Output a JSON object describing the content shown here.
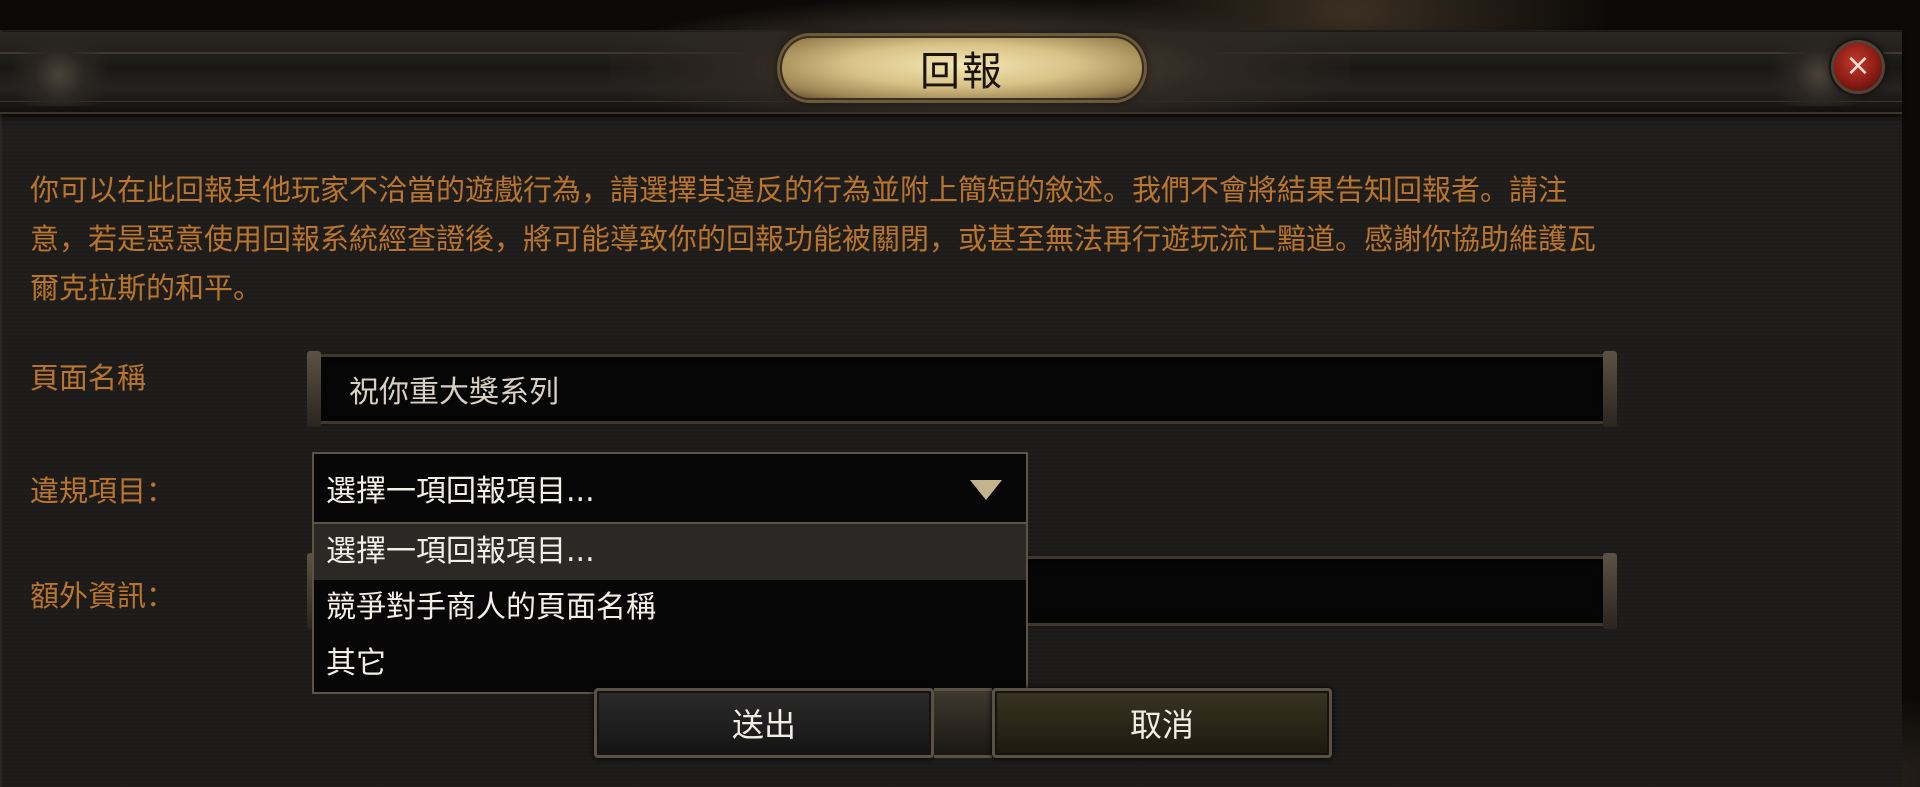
{
  "dialog": {
    "title": "回報",
    "close_label": "×",
    "description_lines": [
      "你可以在此回報其他玩家不洽當的遊戲行為，請選擇其違反的行為並附上簡短的敘述。我們不會將結果告知回報者。請注",
      "意，若是惡意使用回報系統經查證後，將可能導致你的回報功能被關閉，或甚至無法再行遊玩流亡黯道。感謝你協助維護瓦",
      "爾克拉斯的和平。"
    ]
  },
  "form": {
    "page_name_label": "頁面名稱",
    "page_name_value": "祝你重大獎系列",
    "violation_label": "違規項目：",
    "violation_selected": "選擇一項回報項目...",
    "violation_options": [
      "選擇一項回報項目...",
      "競爭對手商人的頁面名稱",
      "其它"
    ],
    "extra_info_label": "額外資訊：",
    "extra_info_value": ""
  },
  "buttons": {
    "submit_label": "送出",
    "cancel_label": "取消"
  }
}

* TASK DETAILS *
Scan the entries above for the word "選擇一項回報項目" and collect each line holding it.

* SOLUTION *
    "violation_selected": "選擇一項回報項目...",
      "選擇一項回報項目...",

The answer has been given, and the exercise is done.